# start of Extracted entries
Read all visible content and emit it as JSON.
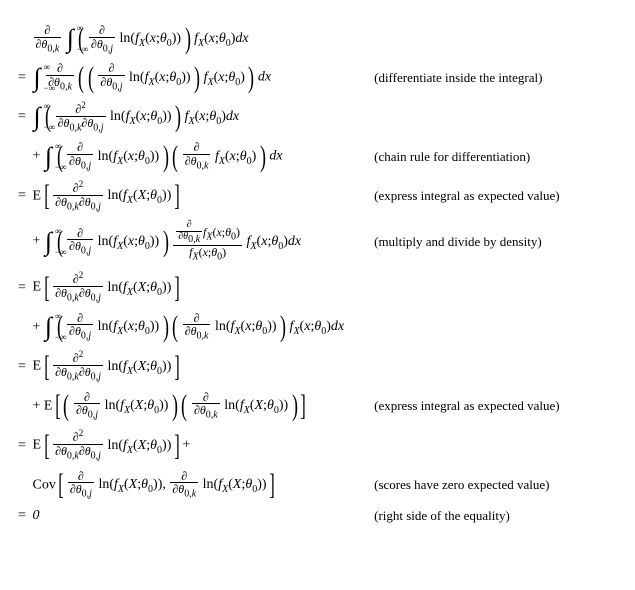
{
  "typography": {
    "font_family": "Times New Roman, serif",
    "base_fontsize_pt": 11,
    "annotation_fontsize_pt": 10,
    "color": "#000000",
    "background_color": "#ffffff"
  },
  "symbols": {
    "partial": "∂",
    "theta0": "θ₀",
    "integral_upper": "∞",
    "integral_lower": "−∞",
    "ln": "ln",
    "fX": "f_X",
    "E": "E",
    "Cov": "Cov",
    "dx": "dx"
  },
  "annotations": {
    "a1": "(differentiate inside the integral)",
    "a2": "(chain rule for differentiation)",
    "a3": "(express integral as expected value)",
    "a4": "(multiply and divide by density)",
    "a5": "(express integral as expected value)",
    "a6": "(scores have zero expected value)",
    "a7": "(right side of the equality)"
  },
  "final_value": "0"
}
# end of Extracted entries
Prompt:
Reproduce the whole listing word for word, setting aside any pictures.

Response to this exercise:
Read all visible content and emit it as JSON.
{
  "typography": {
    "font_family": "Times New Roman, serif",
    "base_fontsize_pt": 11,
    "annotation_fontsize_pt": 10,
    "color": "#000000",
    "background_color": "#ffffff"
  },
  "symbols": {
    "partial": "∂",
    "theta0": "θ₀",
    "integral_upper": "∞",
    "integral_lower": "−∞",
    "ln": "ln",
    "fX": "f_X",
    "E": "E",
    "Cov": "Cov",
    "dx": "dx"
  },
  "annotations": {
    "a1": "(differentiate inside the integral)",
    "a2": "(chain rule for differentiation)",
    "a3": "(express integral as expected value)",
    "a4": "(multiply and divide by density)",
    "a5": "(express integral as expected value)",
    "a6": "(scores have zero expected value)",
    "a7": "(right side of the equality)"
  },
  "final_value": "0"
}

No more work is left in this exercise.